## Exercise task
Reproduce all the lines below exactly and omit the images.
start Data supplied
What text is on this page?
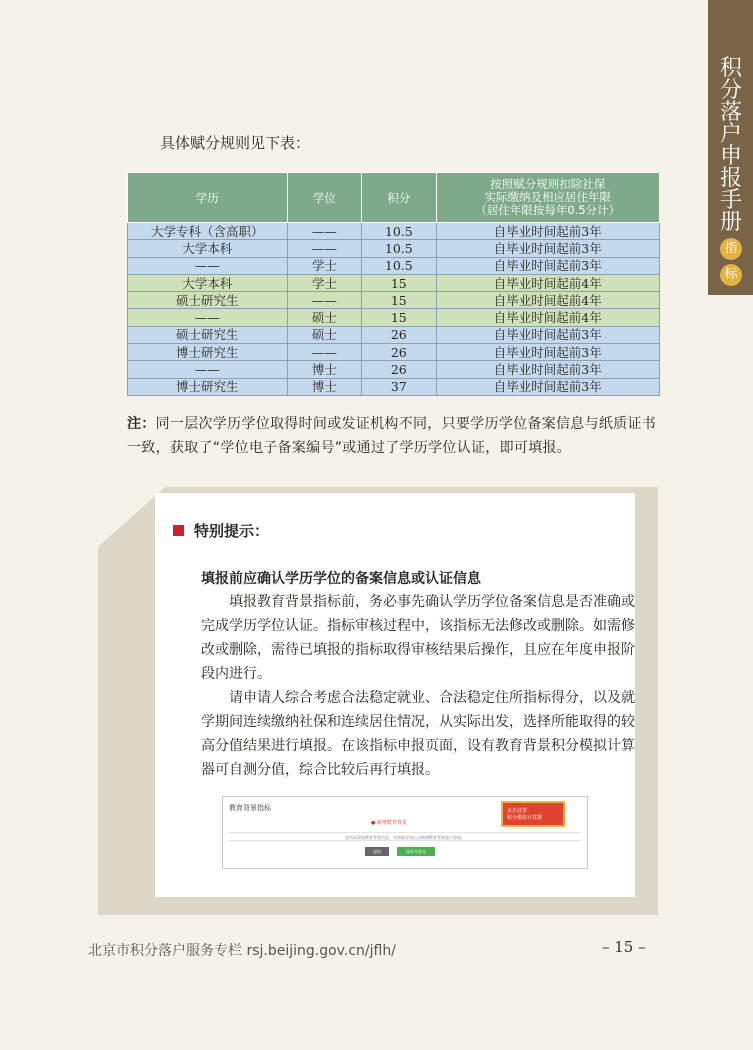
积分落户申报手册
指
标
具体赋分规则见下表：
学历	学位	积分	按照赋分规则扣除社保
实际缴纳及相应居住年限
（居住年限按每年0.5分计）
大学专科（含高职）	——	10.5	自毕业时间起前3年
大学本科	——	10.5	自毕业时间起前3年
——	学士	10.5	自毕业时间起前3年
大学本科	学士	15	自毕业时间起前4年
硕士研究生	——	15	自毕业时间起前4年
——	硕士	15	自毕业时间起前4年
硕士研究生	硕士	26	自毕业时间起前3年
博士研究生	——	26	自毕业时间起前3年
——	博士	26	自毕业时间起前3年
博士研究生	博士	37	自毕业时间起前3年
注：同一层次学历学位取得时间或发证机构不同，只要学历学位备案信息与纸质证书一致，获取了“学位电子备案编号”或通过了学历学位认证，即可填报。
特别提示：
填报前应确认学历学位的备案信息或认证信息
　　填报教育背景指标前，务必事先确认学历学位备案信息是否准确或完成学历学位认证。指标审核过程中，该指标无法修改或删除。如需修改或删除，需待已填报的指标取得审核结果后操作，且应在年度申报阶段内进行。
　　请申请人综合考虑合法稳定就业、合法稳定住所指标得分，以及就学期间连续缴纳社保和连续居住情况，从实际出发，选择所能取得的较高分值结果进行填报。在该指标申报页面，设有教育背景积分模拟计算器可自测分值，综合比较后再行填报。
教育背景指标
● 新增教育背景
点击这里
积分模拟计算器
您尚未添加教育背景信息，若需填写请点击新增教育背景进行添加。
返回	保存并提交
北京市积分落户服务专栏 rsj.beijing.gov.cn/jflh/	– 15 –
end Data supplied
## Result for this task
What text is on this page?
积分落户申报手册
指
标
具体赋分规则见下表：
学历	学位	积分	按照赋分规则扣除社保
实际缴纳及相应居住年限
（居住年限按每年0.5分计）
大学专科（含高职）	——	10.5	自毕业时间起前3年
大学本科	——	10.5	自毕业时间起前3年
——	学士	10.5	自毕业时间起前3年
大学本科	学士	15	自毕业时间起前4年
硕士研究生	——	15	自毕业时间起前4年
——	硕士	15	自毕业时间起前4年
硕士研究生	硕士	26	自毕业时间起前3年
博士研究生	——	26	自毕业时间起前3年
——	博士	26	自毕业时间起前3年
博士研究生	博士	37	自毕业时间起前3年
注：同一层次学历学位取得时间或发证机构不同，只要学历学位备案信息与纸质证书一致，获取了“学位电子备案编号”或通过了学历学位认证，即可填报。
特别提示：
填报前应确认学历学位的备案信息或认证信息
　　填报教育背景指标前，务必事先确认学历学位备案信息是否准确或完成学历学位认证。指标审核过程中，该指标无法修改或删除。如需修改或删除，需待已填报的指标取得审核结果后操作，且应在年度申报阶段内进行。
　　请申请人综合考虑合法稳定就业、合法稳定住所指标得分，以及就学期间连续缴纳社保和连续居住情况，从实际出发，选择所能取得的较高分值结果进行填报。在该指标申报页面，设有教育背景积分模拟计算器可自测分值，综合比较后再行填报。
教育背景指标
● 新增教育背景
点击这里
积分模拟计算器
您尚未添加教育背景信息，若需填写请点击新增教育背景进行添加。
返回	保存并提交
北京市积分落户服务专栏 rsj.beijing.gov.cn/jflh/	– 15 –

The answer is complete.